#### EXERCISE DATA:

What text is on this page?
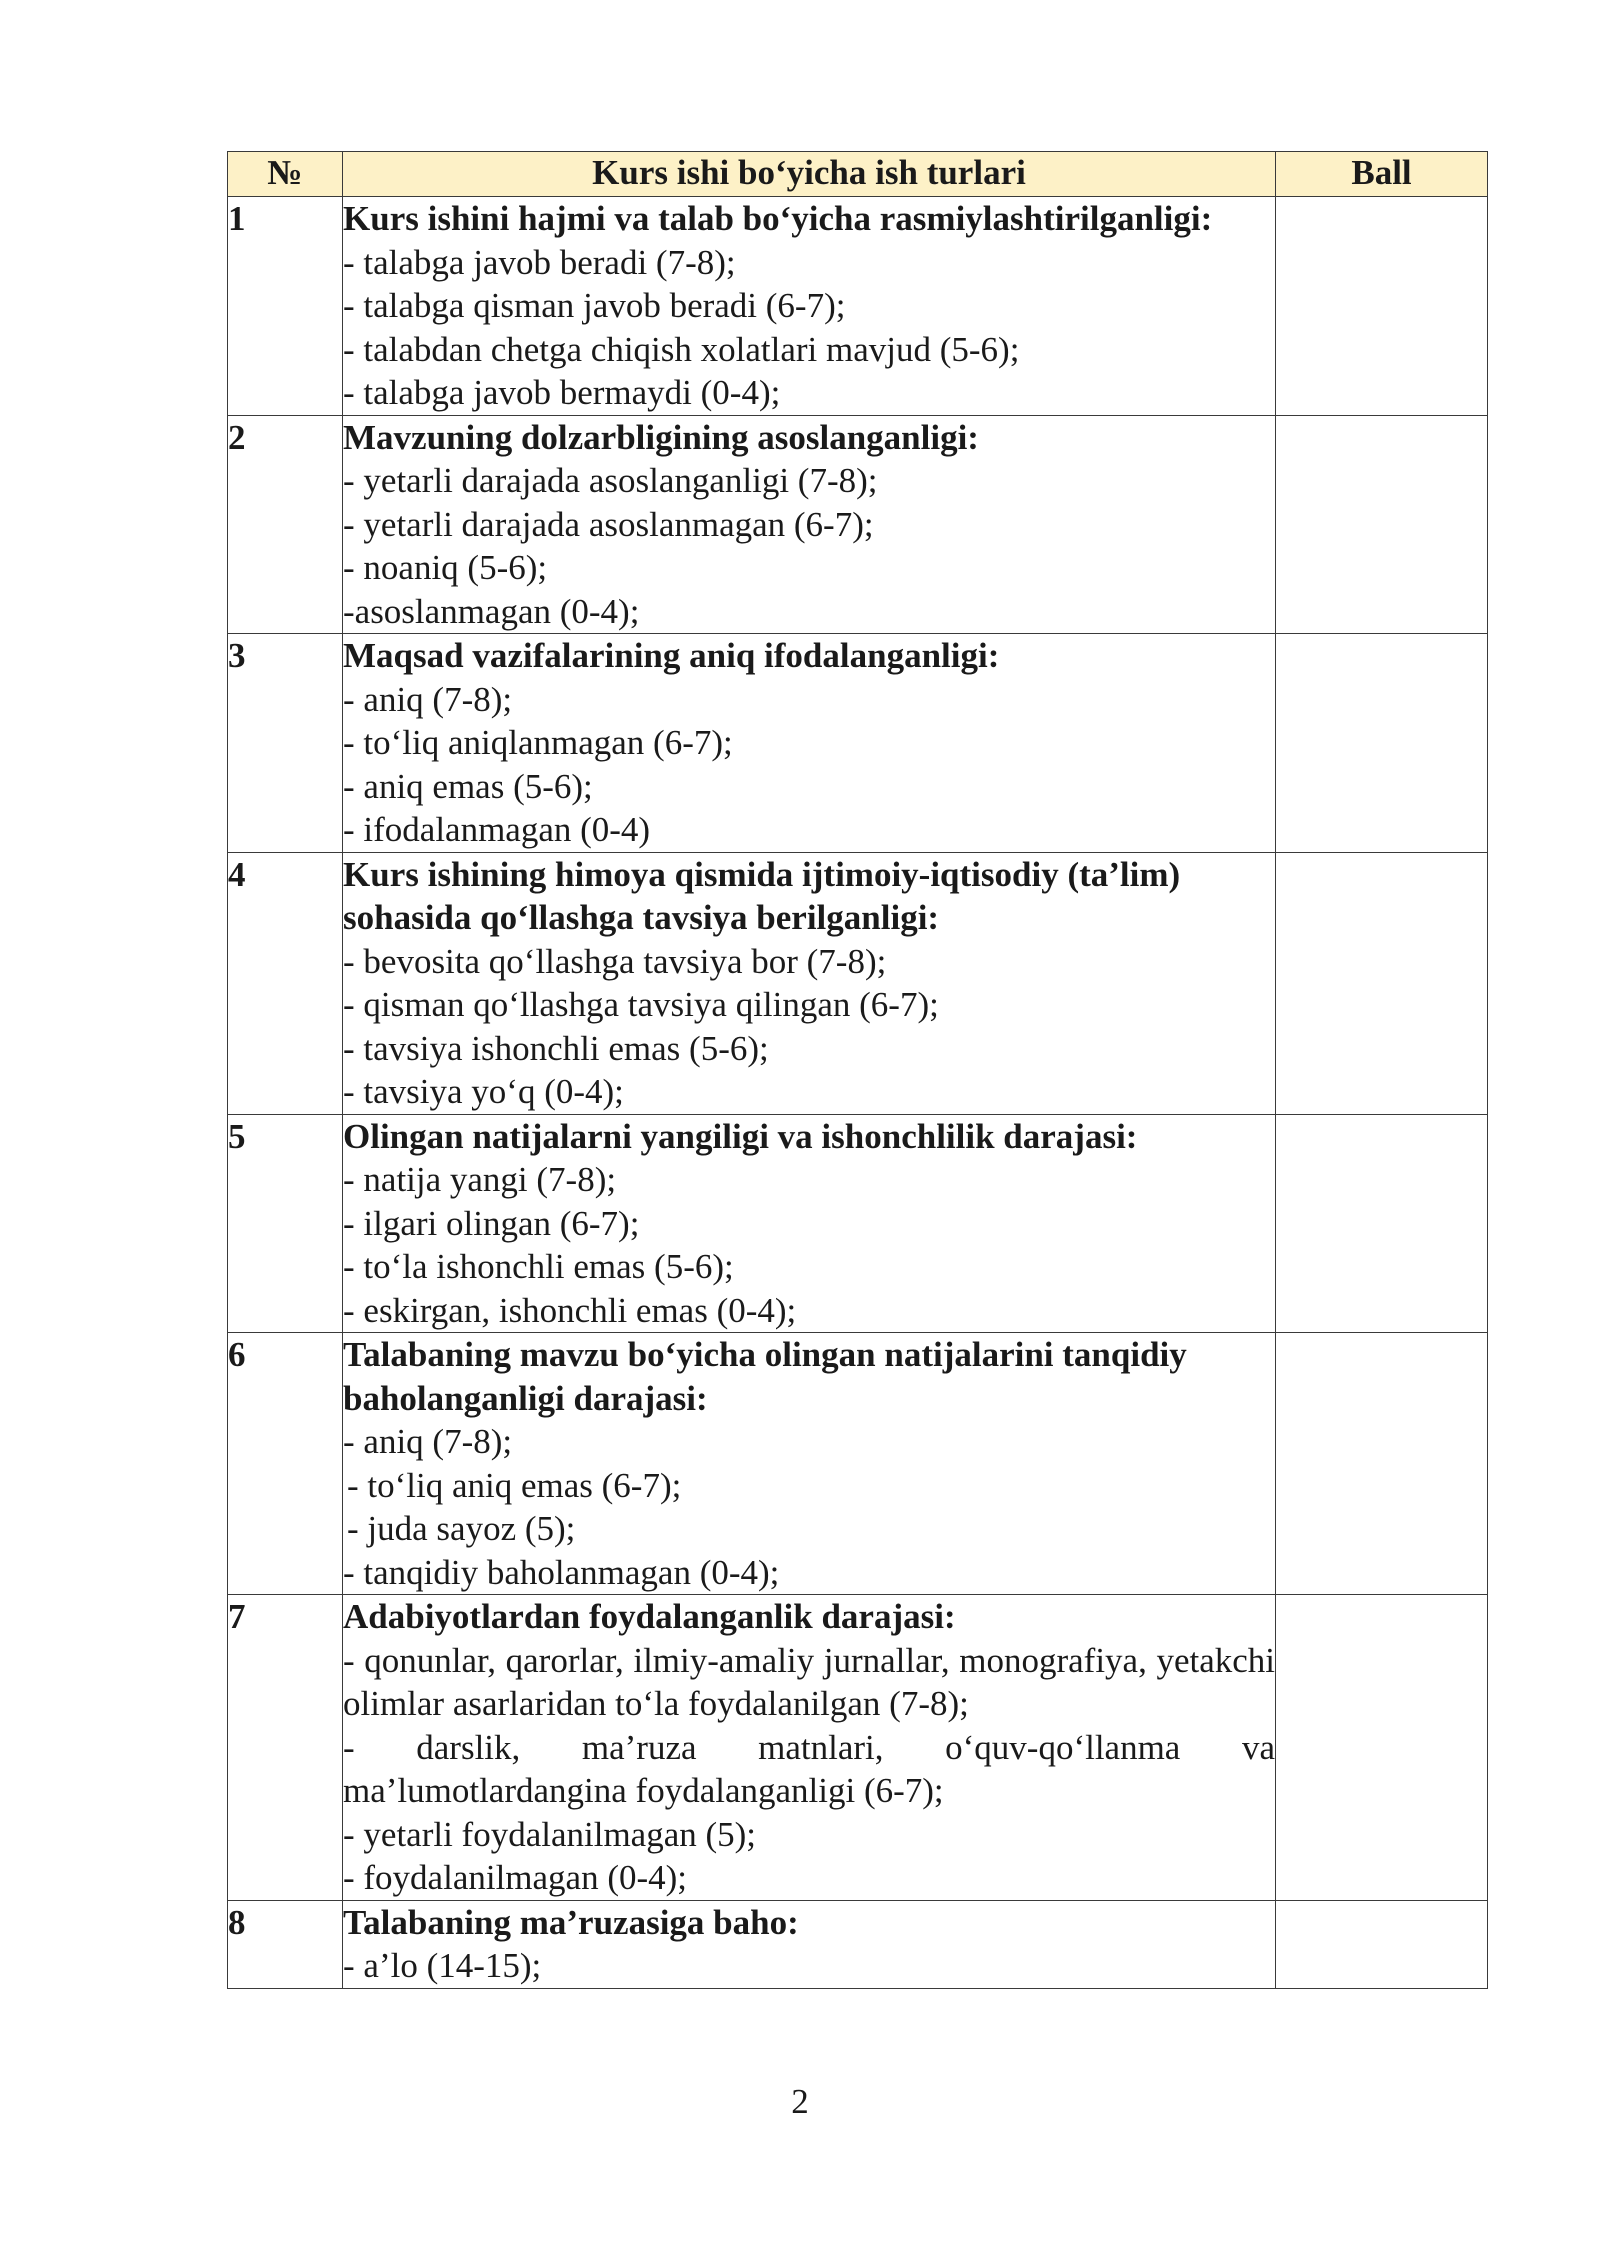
№	Kurs ishi bo‘yicha ish turlari	Ball
1	Kurs ishini hajmi va talab bo‘yicha rasmiylashtirilganligi:
- talabga javob beradi (7-8);
- talabga qisman javob beradi (6-7);
- talabdan chetga chiqish xolatlari mavjud (5-6);
- talabga javob bermaydi (0-4);	

2	Mavzuning dolzarbligining asoslanganligi:
- yetarli darajada asoslanganligi (7-8);
- yetarli darajada asoslanmagan (6-7);
- noaniq (5-6);
-asoslanmagan (0-4);	

3	Maqsad vazifalarining aniq ifodalanganligi:
- aniq (7-8);
- to‘liq aniqlanmagan (6-7);
- aniq emas (5-6);
- ifodalanmagan (0-4)	

4	Kurs ishining himoya qismida ijtimoiy-iqtisodiy (ta’lim) sohasida qo‘llashga tavsiya berilganligi:
- bevosita qo‘llashga tavsiya bor (7-8);
- qisman qo‘llashga tavsiya qilingan (6-7);
- tavsiya ishonchli emas (5-6);
- tavsiya yo‘q (0-4);	

5	Olingan natijalarni yangiligi va ishonchlilik darajasi:
- natija yangi (7-8);
- ilgari olingan (6-7);
- to‘la ishonchli emas (5-6);
- eskirgan, ishonchli emas (0-4);	

6	Talabaning mavzu bo‘yicha olingan natijalarini tanqidiy baholanganligi darajasi:
- aniq (7-8);
- to‘liq aniq emas (6-7);
- juda sayoz (5);
- tanqidiy baholanmagan (0-4);	

7	Adabiyotlardan foydalanganlik darajasi:
- qonunlar, qarorlar, ilmiy-amaliy jurnallar, monografiya, yetakchi olimlar asarlaridan to‘la foydalanilgan (7-8);
- darslik, ma’ruza matnlari, o‘quv-qo‘llanma va ma’lumotlardangina foydalanganligi (6-7);
- yetarli foydalanilmagan (5);
- foydalanilmagan (0-4);	

8	Talabaning ma’ruzasiga baho:
- a’lo (14-15);	

2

#### WRITTEN INSTRUCTION:
Omit pictures; set down the rest of the material word for word.

#### TASK ANSWER:
What text is on this page?
№	Kurs ishi bo‘yicha ish turlari	Ball
1	Kurs ishini hajmi va talab bo‘yicha rasmiylashtirilganligi:
- talabga javob beradi (7-8);
- talabga qisman javob beradi (6-7);
- talabdan chetga chiqish xolatlari mavjud (5-6);
- talabga javob bermaydi (0-4);	

2	Mavzuning dolzarbligining asoslanganligi:
- yetarli darajada asoslanganligi (7-8);
- yetarli darajada asoslanmagan (6-7);
- noaniq (5-6);
-asoslanmagan (0-4);	

3	Maqsad vazifalarining aniq ifodalanganligi:
- aniq (7-8);
- to‘liq aniqlanmagan (6-7);
- aniq emas (5-6);
- ifodalanmagan (0-4)	

4	Kurs ishining himoya qismida ijtimoiy-iqtisodiy (ta’lim) sohasida qo‘llashga tavsiya berilganligi:
- bevosita qo‘llashga tavsiya bor (7-8);
- qisman qo‘llashga tavsiya qilingan (6-7);
- tavsiya ishonchli emas (5-6);
- tavsiya yo‘q (0-4);	

5	Olingan natijalarni yangiligi va ishonchlilik darajasi:
- natija yangi (7-8);
- ilgari olingan (6-7);
- to‘la ishonchli emas (5-6);
- eskirgan, ishonchli emas (0-4);	

6	Talabaning mavzu bo‘yicha olingan natijalarini tanqidiy baholanganligi darajasi:
- aniq (7-8);
- to‘liq aniq emas (6-7);
- juda sayoz (5);
- tanqidiy baholanmagan (0-4);	

7	Adabiyotlardan foydalanganlik darajasi:
- qonunlar, qarorlar, ilmiy-amaliy jurnallar, monografiya, yetakchi olimlar asarlaridan to‘la foydalanilgan (7-8);
- darslik, ma’ruza matnlari, o‘quv-qo‘llanma va ma’lumotlardangina foydalanganligi (6-7);
- yetarli foydalanilmagan (5);
- foydalanilmagan (0-4);	

8	Talabaning ma’ruzasiga baho:
- a’lo (14-15);	

2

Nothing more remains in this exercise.